Entries from a dataset:

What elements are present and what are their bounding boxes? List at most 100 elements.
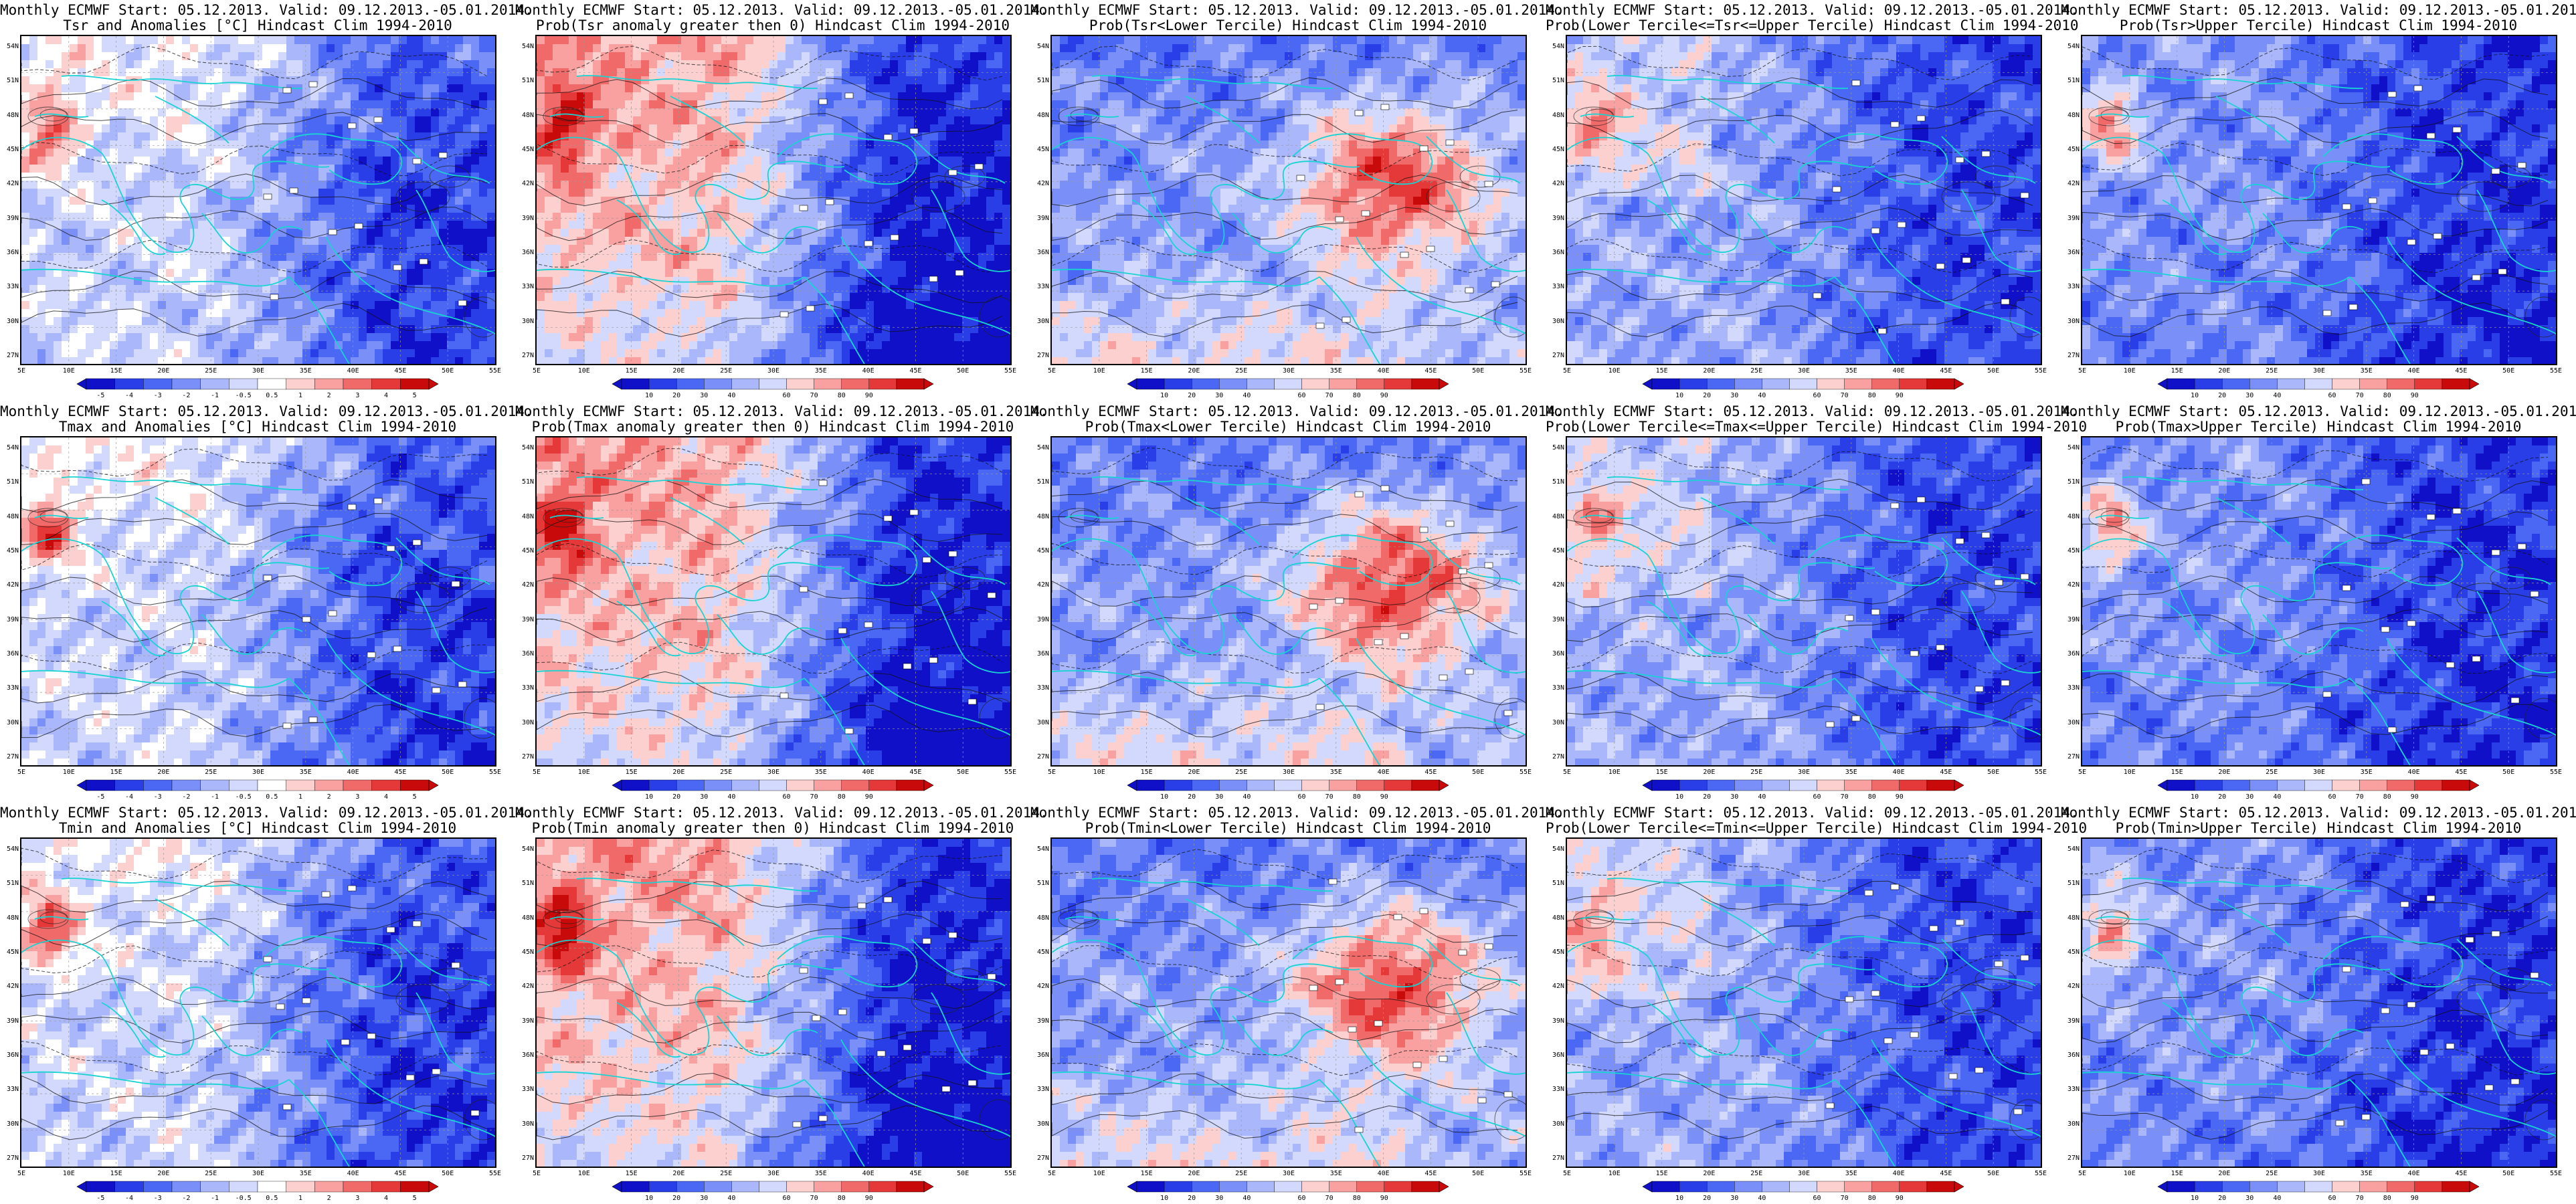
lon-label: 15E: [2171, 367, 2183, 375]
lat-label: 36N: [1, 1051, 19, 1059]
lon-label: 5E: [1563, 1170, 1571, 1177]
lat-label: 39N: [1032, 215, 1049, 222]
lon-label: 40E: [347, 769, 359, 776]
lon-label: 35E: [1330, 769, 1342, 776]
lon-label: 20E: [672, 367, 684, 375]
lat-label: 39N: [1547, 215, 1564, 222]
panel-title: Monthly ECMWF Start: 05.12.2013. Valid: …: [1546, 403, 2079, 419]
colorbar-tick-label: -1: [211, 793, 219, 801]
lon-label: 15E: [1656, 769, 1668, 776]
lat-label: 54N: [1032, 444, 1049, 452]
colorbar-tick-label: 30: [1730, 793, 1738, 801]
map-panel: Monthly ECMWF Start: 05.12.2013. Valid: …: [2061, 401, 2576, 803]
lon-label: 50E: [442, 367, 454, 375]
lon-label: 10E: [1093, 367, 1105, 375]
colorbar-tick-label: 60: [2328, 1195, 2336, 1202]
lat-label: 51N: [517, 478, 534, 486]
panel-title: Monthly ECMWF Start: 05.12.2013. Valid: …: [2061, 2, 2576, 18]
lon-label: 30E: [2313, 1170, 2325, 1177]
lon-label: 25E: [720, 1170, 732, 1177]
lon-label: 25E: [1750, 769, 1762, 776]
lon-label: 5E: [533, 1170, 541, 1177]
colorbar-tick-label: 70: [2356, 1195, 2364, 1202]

**Problem details:** Copy out word for word the stretch of lines from the one containing "lon-label: 15E: [2171, 367, 2183, 375]" through the one containing "lon-label: 20E: [672, 367, 684, 375]", including both.

**Final result:**
lon-label: 15E: [2171, 367, 2183, 375]
lat-label: 36N: [1, 1051, 19, 1059]
lon-label: 5E: [1563, 1170, 1571, 1177]
lat-label: 39N: [1032, 215, 1049, 222]
lon-label: 40E: [347, 769, 359, 776]
lon-label: 35E: [1330, 769, 1342, 776]
lon-label: 20E: [672, 367, 684, 375]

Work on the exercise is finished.